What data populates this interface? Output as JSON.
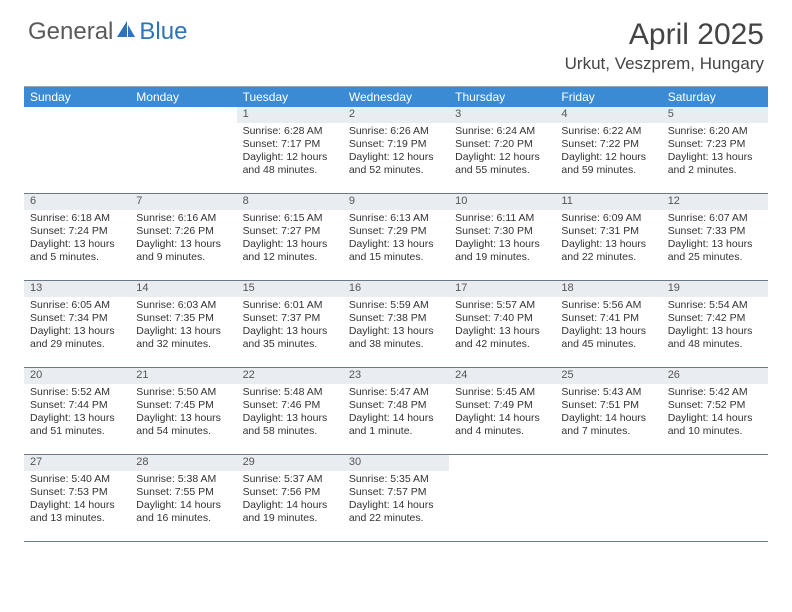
{
  "logo": {
    "text1": "General",
    "text2": "Blue",
    "color1": "#6a6a6a",
    "color2": "#2f72b6"
  },
  "title": "April 2025",
  "location": "Urkut, Veszprem, Hungary",
  "header_bg": "#3b8bd4",
  "daynum_bg": "#e9edf1",
  "border_color": "#6a7a85",
  "day_names": [
    "Sunday",
    "Monday",
    "Tuesday",
    "Wednesday",
    "Thursday",
    "Friday",
    "Saturday"
  ],
  "weeks": [
    [
      {
        "n": "",
        "lines": []
      },
      {
        "n": "",
        "lines": []
      },
      {
        "n": "1",
        "lines": [
          "Sunrise: 6:28 AM",
          "Sunset: 7:17 PM",
          "Daylight: 12 hours and 48 minutes."
        ]
      },
      {
        "n": "2",
        "lines": [
          "Sunrise: 6:26 AM",
          "Sunset: 7:19 PM",
          "Daylight: 12 hours and 52 minutes."
        ]
      },
      {
        "n": "3",
        "lines": [
          "Sunrise: 6:24 AM",
          "Sunset: 7:20 PM",
          "Daylight: 12 hours and 55 minutes."
        ]
      },
      {
        "n": "4",
        "lines": [
          "Sunrise: 6:22 AM",
          "Sunset: 7:22 PM",
          "Daylight: 12 hours and 59 minutes."
        ]
      },
      {
        "n": "5",
        "lines": [
          "Sunrise: 6:20 AM",
          "Sunset: 7:23 PM",
          "Daylight: 13 hours and 2 minutes."
        ]
      }
    ],
    [
      {
        "n": "6",
        "lines": [
          "Sunrise: 6:18 AM",
          "Sunset: 7:24 PM",
          "Daylight: 13 hours and 5 minutes."
        ]
      },
      {
        "n": "7",
        "lines": [
          "Sunrise: 6:16 AM",
          "Sunset: 7:26 PM",
          "Daylight: 13 hours and 9 minutes."
        ]
      },
      {
        "n": "8",
        "lines": [
          "Sunrise: 6:15 AM",
          "Sunset: 7:27 PM",
          "Daylight: 13 hours and 12 minutes."
        ]
      },
      {
        "n": "9",
        "lines": [
          "Sunrise: 6:13 AM",
          "Sunset: 7:29 PM",
          "Daylight: 13 hours and 15 minutes."
        ]
      },
      {
        "n": "10",
        "lines": [
          "Sunrise: 6:11 AM",
          "Sunset: 7:30 PM",
          "Daylight: 13 hours and 19 minutes."
        ]
      },
      {
        "n": "11",
        "lines": [
          "Sunrise: 6:09 AM",
          "Sunset: 7:31 PM",
          "Daylight: 13 hours and 22 minutes."
        ]
      },
      {
        "n": "12",
        "lines": [
          "Sunrise: 6:07 AM",
          "Sunset: 7:33 PM",
          "Daylight: 13 hours and 25 minutes."
        ]
      }
    ],
    [
      {
        "n": "13",
        "lines": [
          "Sunrise: 6:05 AM",
          "Sunset: 7:34 PM",
          "Daylight: 13 hours and 29 minutes."
        ]
      },
      {
        "n": "14",
        "lines": [
          "Sunrise: 6:03 AM",
          "Sunset: 7:35 PM",
          "Daylight: 13 hours and 32 minutes."
        ]
      },
      {
        "n": "15",
        "lines": [
          "Sunrise: 6:01 AM",
          "Sunset: 7:37 PM",
          "Daylight: 13 hours and 35 minutes."
        ]
      },
      {
        "n": "16",
        "lines": [
          "Sunrise: 5:59 AM",
          "Sunset: 7:38 PM",
          "Daylight: 13 hours and 38 minutes."
        ]
      },
      {
        "n": "17",
        "lines": [
          "Sunrise: 5:57 AM",
          "Sunset: 7:40 PM",
          "Daylight: 13 hours and 42 minutes."
        ]
      },
      {
        "n": "18",
        "lines": [
          "Sunrise: 5:56 AM",
          "Sunset: 7:41 PM",
          "Daylight: 13 hours and 45 minutes."
        ]
      },
      {
        "n": "19",
        "lines": [
          "Sunrise: 5:54 AM",
          "Sunset: 7:42 PM",
          "Daylight: 13 hours and 48 minutes."
        ]
      }
    ],
    [
      {
        "n": "20",
        "lines": [
          "Sunrise: 5:52 AM",
          "Sunset: 7:44 PM",
          "Daylight: 13 hours and 51 minutes."
        ]
      },
      {
        "n": "21",
        "lines": [
          "Sunrise: 5:50 AM",
          "Sunset: 7:45 PM",
          "Daylight: 13 hours and 54 minutes."
        ]
      },
      {
        "n": "22",
        "lines": [
          "Sunrise: 5:48 AM",
          "Sunset: 7:46 PM",
          "Daylight: 13 hours and 58 minutes."
        ]
      },
      {
        "n": "23",
        "lines": [
          "Sunrise: 5:47 AM",
          "Sunset: 7:48 PM",
          "Daylight: 14 hours and 1 minute."
        ]
      },
      {
        "n": "24",
        "lines": [
          "Sunrise: 5:45 AM",
          "Sunset: 7:49 PM",
          "Daylight: 14 hours and 4 minutes."
        ]
      },
      {
        "n": "25",
        "lines": [
          "Sunrise: 5:43 AM",
          "Sunset: 7:51 PM",
          "Daylight: 14 hours and 7 minutes."
        ]
      },
      {
        "n": "26",
        "lines": [
          "Sunrise: 5:42 AM",
          "Sunset: 7:52 PM",
          "Daylight: 14 hours and 10 minutes."
        ]
      }
    ],
    [
      {
        "n": "27",
        "lines": [
          "Sunrise: 5:40 AM",
          "Sunset: 7:53 PM",
          "Daylight: 14 hours and 13 minutes."
        ]
      },
      {
        "n": "28",
        "lines": [
          "Sunrise: 5:38 AM",
          "Sunset: 7:55 PM",
          "Daylight: 14 hours and 16 minutes."
        ]
      },
      {
        "n": "29",
        "lines": [
          "Sunrise: 5:37 AM",
          "Sunset: 7:56 PM",
          "Daylight: 14 hours and 19 minutes."
        ]
      },
      {
        "n": "30",
        "lines": [
          "Sunrise: 5:35 AM",
          "Sunset: 7:57 PM",
          "Daylight: 14 hours and 22 minutes."
        ]
      },
      {
        "n": "",
        "lines": []
      },
      {
        "n": "",
        "lines": []
      },
      {
        "n": "",
        "lines": []
      }
    ]
  ]
}
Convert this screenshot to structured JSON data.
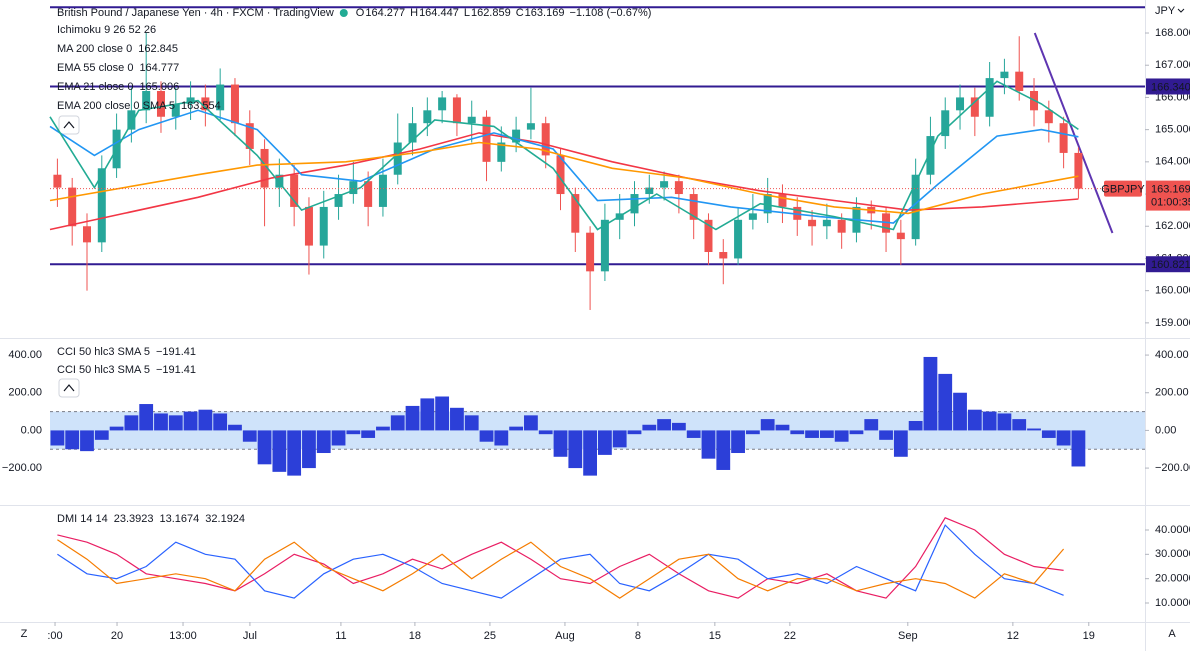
{
  "header": {
    "title": "British Pound / Japanese Yen · 4h · FXCM · TradingView",
    "ohlc_keys": [
      "O",
      "H",
      "L",
      "C"
    ],
    "change": "−1.108 (−0.67%)",
    "currency": "JPY"
  },
  "footer": {
    "left": "Z",
    "right": "A"
  },
  "chart_data": [
    {
      "type": "candlestick",
      "symbol": "GBPJPY",
      "countdown": "01:00:35",
      "up_color": "#26a69a",
      "down_color": "#ef5350",
      "x": [
        0.5,
        1.5,
        2.5,
        3.5,
        4.5,
        5.5,
        6.5,
        7.5,
        8.5,
        9.5,
        10.5,
        11.5,
        12.5,
        13.5,
        14.5,
        15.5,
        16.5,
        17.5,
        18.5,
        19.5,
        20.5,
        21.5,
        22.5,
        23.5,
        24.5,
        25.5,
        26.5,
        27.5,
        28.5,
        29.5,
        30.5,
        31.5,
        32.5,
        33.5,
        34.5,
        35.5,
        36.5,
        37.5,
        38.5,
        39.5,
        40.5,
        41.5,
        42.5,
        43.5,
        44.5,
        45.5,
        46.5,
        47.5,
        48.5,
        49.5,
        50.5,
        51.5,
        52.5,
        53.5,
        54.5,
        55.5,
        56.5,
        57.5,
        58.5,
        59.5,
        60.5,
        61.5,
        62.5,
        63.5,
        64.5,
        65.5,
        66.5,
        67.5,
        68.5,
        69.5
      ],
      "open": [
        163.6,
        163.2,
        162.0,
        161.5,
        163.8,
        165.0,
        165.6,
        166.2,
        165.4,
        165.8,
        166.0,
        165.6,
        166.4,
        165.2,
        164.4,
        163.2,
        163.6,
        162.6,
        161.4,
        162.6,
        163.0,
        163.4,
        162.6,
        163.6,
        164.6,
        165.2,
        165.6,
        166.0,
        165.2,
        165.4,
        164.0,
        164.6,
        165.0,
        165.2,
        164.2,
        163.0,
        161.8,
        160.6,
        162.2,
        162.4,
        163.0,
        163.2,
        163.4,
        163.0,
        162.2,
        161.2,
        161.0,
        162.2,
        162.4,
        163.0,
        162.6,
        162.2,
        162.0,
        162.2,
        161.8,
        162.6,
        162.4,
        161.8,
        161.6,
        163.6,
        164.8,
        165.6,
        166.0,
        165.4,
        166.6,
        166.8,
        166.2,
        165.6,
        165.2,
        164.277
      ],
      "high": [
        164.1,
        163.5,
        162.4,
        164.2,
        165.5,
        166.3,
        168.0,
        166.5,
        166.3,
        166.5,
        166.4,
        166.9,
        166.6,
        165.6,
        164.7,
        164.1,
        163.9,
        162.9,
        163.1,
        163.6,
        164.0,
        163.7,
        164.1,
        165.5,
        165.7,
        166.0,
        166.2,
        166.1,
        165.9,
        165.6,
        165.1,
        165.4,
        166.3,
        165.4,
        164.4,
        163.2,
        162.0,
        162.7,
        163.0,
        163.4,
        163.6,
        163.7,
        163.6,
        163.2,
        162.4,
        161.6,
        162.6,
        163.0,
        163.5,
        163.3,
        162.9,
        162.5,
        162.7,
        162.4,
        162.9,
        162.8,
        162.6,
        162.2,
        164.1,
        165.4,
        166.0,
        166.4,
        166.3,
        167.1,
        167.2,
        167.9,
        166.6,
        165.9,
        165.4,
        164.447
      ],
      "low": [
        162.6,
        161.4,
        160.0,
        161.2,
        163.5,
        164.6,
        165.2,
        164.9,
        165.0,
        165.3,
        165.1,
        165.3,
        164.8,
        163.9,
        162.0,
        162.6,
        162.0,
        160.5,
        161.0,
        162.2,
        162.7,
        162.0,
        162.3,
        163.3,
        164.2,
        164.8,
        165.2,
        164.8,
        164.6,
        163.4,
        163.7,
        164.3,
        164.7,
        163.8,
        162.5,
        161.2,
        159.4,
        160.3,
        161.6,
        162.0,
        162.7,
        162.8,
        162.4,
        161.6,
        160.8,
        160.2,
        160.8,
        161.9,
        162.1,
        162.1,
        161.7,
        161.4,
        161.6,
        161.3,
        161.5,
        161.9,
        161.2,
        160.8,
        161.4,
        163.3,
        164.4,
        165.0,
        164.8,
        165.1,
        166.1,
        165.9,
        165.1,
        164.6,
        163.8,
        162.859
      ],
      "close": [
        163.2,
        162.0,
        161.5,
        163.8,
        165.0,
        165.6,
        166.2,
        165.4,
        165.8,
        166.0,
        165.6,
        166.4,
        165.2,
        164.4,
        163.2,
        163.6,
        162.6,
        161.4,
        162.6,
        163.0,
        163.4,
        162.6,
        163.6,
        164.6,
        165.2,
        165.6,
        166.0,
        165.2,
        165.4,
        164.0,
        164.6,
        165.0,
        165.2,
        164.2,
        163.0,
        161.8,
        160.6,
        162.2,
        162.4,
        163.0,
        163.2,
        163.4,
        163.0,
        162.2,
        161.2,
        161.0,
        162.2,
        162.4,
        163.0,
        162.6,
        162.2,
        162.0,
        162.2,
        161.8,
        162.6,
        162.4,
        161.8,
        161.6,
        163.6,
        164.8,
        165.6,
        166.0,
        165.4,
        166.6,
        166.8,
        166.2,
        165.6,
        165.2,
        164.277,
        163.169
      ],
      "xlim": [
        0,
        74
      ],
      "xticks": [
        {
          "value": 0.34,
          "label": ":00"
        },
        {
          "value": 4.53,
          "label": "20"
        },
        {
          "value": 8.99,
          "label": "13:00"
        },
        {
          "value": 13.51,
          "label": "Jul"
        },
        {
          "value": 19.66,
          "label": "11"
        },
        {
          "value": 24.66,
          "label": "18"
        },
        {
          "value": 29.73,
          "label": "25"
        },
        {
          "value": 34.8,
          "label": "Aug"
        },
        {
          "value": 39.73,
          "label": "8"
        },
        {
          "value": 44.93,
          "label": "15"
        },
        {
          "value": 50,
          "label": "22"
        },
        {
          "value": 57.97,
          "label": "Sep"
        },
        {
          "value": 65.07,
          "label": "12"
        },
        {
          "value": 70.2,
          "label": "19"
        }
      ],
      "ylim": [
        158.53,
        168.87
      ],
      "yticks": [
        {
          "value": 159,
          "label": "159.000"
        },
        {
          "value": 160,
          "label": "160.000"
        },
        {
          "value": 161,
          "label": "161.000"
        },
        {
          "value": 162,
          "label": "162.000"
        },
        {
          "value": 163,
          "label": "163.000"
        },
        {
          "value": 164,
          "label": "164.000"
        },
        {
          "value": 165,
          "label": "165.000"
        },
        {
          "value": 166,
          "label": "166.000"
        },
        {
          "value": 167,
          "label": "167.000"
        },
        {
          "value": 168,
          "label": "168.000"
        }
      ],
      "indicators": [
        "Ichimoku 9 26 52 26"
      ],
      "series": [
        {
          "name": "MA 200 close 0",
          "color": "#f23645",
          "x": [
            0,
            5,
            10,
            15,
            20,
            25,
            29,
            33,
            38,
            43,
            48,
            53,
            58,
            63,
            69.5
          ],
          "values": [
            161.9,
            162.4,
            162.9,
            163.5,
            163.9,
            164.4,
            164.9,
            164.6,
            164.0,
            163.5,
            163.1,
            162.8,
            162.5,
            162.6,
            162.845
          ]
        },
        {
          "name": "EMA 55 close 0",
          "color": "#2196f3",
          "x": [
            0,
            3,
            6,
            10,
            14,
            17,
            21,
            26,
            30,
            34,
            37,
            42,
            46,
            52,
            57,
            60,
            64,
            67,
            69.5
          ],
          "values": [
            165.1,
            164.2,
            165.0,
            165.6,
            165.0,
            163.6,
            163.4,
            164.4,
            164.9,
            164.4,
            162.8,
            162.9,
            162.6,
            162.3,
            162.1,
            163.3,
            164.8,
            165.0,
            164.777
          ]
        },
        {
          "name": "EMA 21 close 0",
          "color": "#22ab94",
          "x": [
            0,
            3,
            6,
            10,
            14,
            17,
            21,
            26,
            30,
            34,
            37,
            41,
            45,
            48,
            53,
            57,
            60,
            64,
            67,
            69.5
          ],
          "values": [
            165.4,
            163.2,
            165.6,
            165.9,
            164.2,
            162.5,
            163.2,
            165.3,
            165.1,
            163.8,
            161.9,
            163.0,
            161.9,
            162.7,
            162.3,
            161.9,
            164.8,
            166.5,
            165.8,
            165.006
          ]
        },
        {
          "name": "EMA 200 close 0 SMA 5",
          "color": "#ff9800",
          "x": [
            0,
            10,
            14,
            20,
            25,
            29,
            33,
            38,
            43,
            48,
            53,
            58,
            63,
            69.5
          ],
          "values": [
            162.8,
            163.6,
            163.9,
            164.0,
            164.3,
            164.6,
            164.4,
            163.8,
            163.5,
            163.0,
            162.6,
            162.4,
            163.0,
            163.554
          ]
        }
      ],
      "levels": [
        {
          "value": 166.34,
          "label": "166.340",
          "color": "#311b92"
        },
        {
          "value": 160.821,
          "label": "160.821",
          "color": "#311b92"
        }
      ],
      "trend_lines": [
        {
          "x": [
            0,
            74
          ],
          "values": [
            168.8,
            168.8
          ],
          "color": "#311b92"
        },
        {
          "x": [
            66.55,
            71.8
          ],
          "values": [
            168.0,
            161.79
          ],
          "color": "#5e35b1"
        }
      ]
    },
    {
      "type": "histogram",
      "color": "#2c3fd8",
      "band": [
        -100,
        100
      ],
      "band_color": "#cfe3fa",
      "left_axis": true,
      "legend": [
        {
          "name": "CCI 50 hlc3 SMA 5",
          "value": "−191.41"
        },
        {
          "name": "CCI 50 hlc3 SMA 5",
          "value": "−191.41"
        }
      ],
      "x": [
        0.5,
        1.5,
        2.5,
        3.5,
        4.5,
        5.5,
        6.5,
        7.5,
        8.5,
        9.5,
        10.5,
        11.5,
        12.5,
        13.5,
        14.5,
        15.5,
        16.5,
        17.5,
        18.5,
        19.5,
        20.5,
        21.5,
        22.5,
        23.5,
        24.5,
        25.5,
        26.5,
        27.5,
        28.5,
        29.5,
        30.5,
        31.5,
        32.5,
        33.5,
        34.5,
        35.5,
        36.5,
        37.5,
        38.5,
        39.5,
        40.5,
        41.5,
        42.5,
        43.5,
        44.5,
        45.5,
        46.5,
        47.5,
        48.5,
        49.5,
        50.5,
        51.5,
        52.5,
        53.5,
        54.5,
        55.5,
        56.5,
        57.5,
        58.5,
        59.5,
        60.5,
        61.5,
        62.5,
        63.5,
        64.5,
        65.5,
        66.5,
        67.5,
        68.5,
        69.5
      ],
      "values": [
        -80,
        -100,
        -110,
        -50,
        20,
        80,
        140,
        90,
        80,
        100,
        110,
        90,
        30,
        -60,
        -180,
        -220,
        -240,
        -200,
        -120,
        -80,
        -20,
        -40,
        20,
        80,
        130,
        170,
        180,
        120,
        80,
        -60,
        -80,
        20,
        80,
        -20,
        -140,
        -200,
        -240,
        -130,
        -90,
        -20,
        30,
        60,
        40,
        -40,
        -150,
        -210,
        -120,
        -20,
        60,
        30,
        -20,
        -40,
        -40,
        -60,
        -20,
        60,
        -50,
        -140,
        50,
        390,
        300,
        200,
        110,
        100,
        90,
        60,
        10,
        -40,
        -80,
        -191.41
      ],
      "ylim": [
        -396,
        480
      ],
      "yticks": [
        {
          "value": -200,
          "label": "−200.00"
        },
        {
          "value": 0,
          "label": "0.00"
        },
        {
          "value": 200,
          "label": "200.00"
        },
        {
          "value": 400,
          "label": "400.00"
        }
      ]
    },
    {
      "type": "line",
      "title": "DMI 14 14",
      "x": [
        0.5,
        2.5,
        4.5,
        6.5,
        8.5,
        10.5,
        12.5,
        14.5,
        16.5,
        18.5,
        20.5,
        22.5,
        24.5,
        26.5,
        28.5,
        30.5,
        32.5,
        34.5,
        36.5,
        38.5,
        40.5,
        42.5,
        44.5,
        46.5,
        48.5,
        50.5,
        52.5,
        54.5,
        56.5,
        58.5,
        60.5,
        62.5,
        64.5,
        66.5,
        68.5
      ],
      "series": [
        {
          "color": "#e91e63",
          "values": [
            38,
            35,
            30,
            22,
            20,
            18,
            15,
            22,
            30,
            26,
            18,
            22,
            28,
            24,
            30,
            35,
            28,
            20,
            18,
            25,
            30,
            22,
            15,
            12,
            20,
            18,
            22,
            15,
            12,
            25,
            45,
            40,
            30,
            25,
            23.3923
          ]
        },
        {
          "color": "#2962ff",
          "values": [
            30,
            22,
            20,
            25,
            35,
            30,
            28,
            15,
            12,
            22,
            28,
            30,
            25,
            18,
            15,
            12,
            20,
            28,
            30,
            18,
            15,
            22,
            30,
            28,
            20,
            22,
            18,
            25,
            20,
            15,
            42,
            30,
            20,
            18,
            13.1674
          ]
        },
        {
          "color": "#f57c00",
          "values": [
            36,
            28,
            18,
            20,
            22,
            20,
            15,
            28,
            35,
            25,
            20,
            15,
            22,
            30,
            20,
            28,
            35,
            25,
            20,
            12,
            20,
            28,
            30,
            20,
            15,
            20,
            20,
            15,
            18,
            20,
            18,
            12,
            22,
            18,
            32.1924
          ]
        }
      ],
      "ylim": [
        2.19,
        49.45
      ],
      "yticks": [
        {
          "value": 10,
          "label": "10.0000"
        },
        {
          "value": 20,
          "label": "20.0000"
        },
        {
          "value": 30,
          "label": "30.0000"
        },
        {
          "value": 40,
          "label": "40.0000"
        }
      ]
    }
  ]
}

□ □ □ □ □

§ **Your objective**: Check each line above for the string "this" and show the ones that have it.

§ **Written solution**:
What data populates this interface? Output as JSON.
Convert this screenshot to structured JSON data.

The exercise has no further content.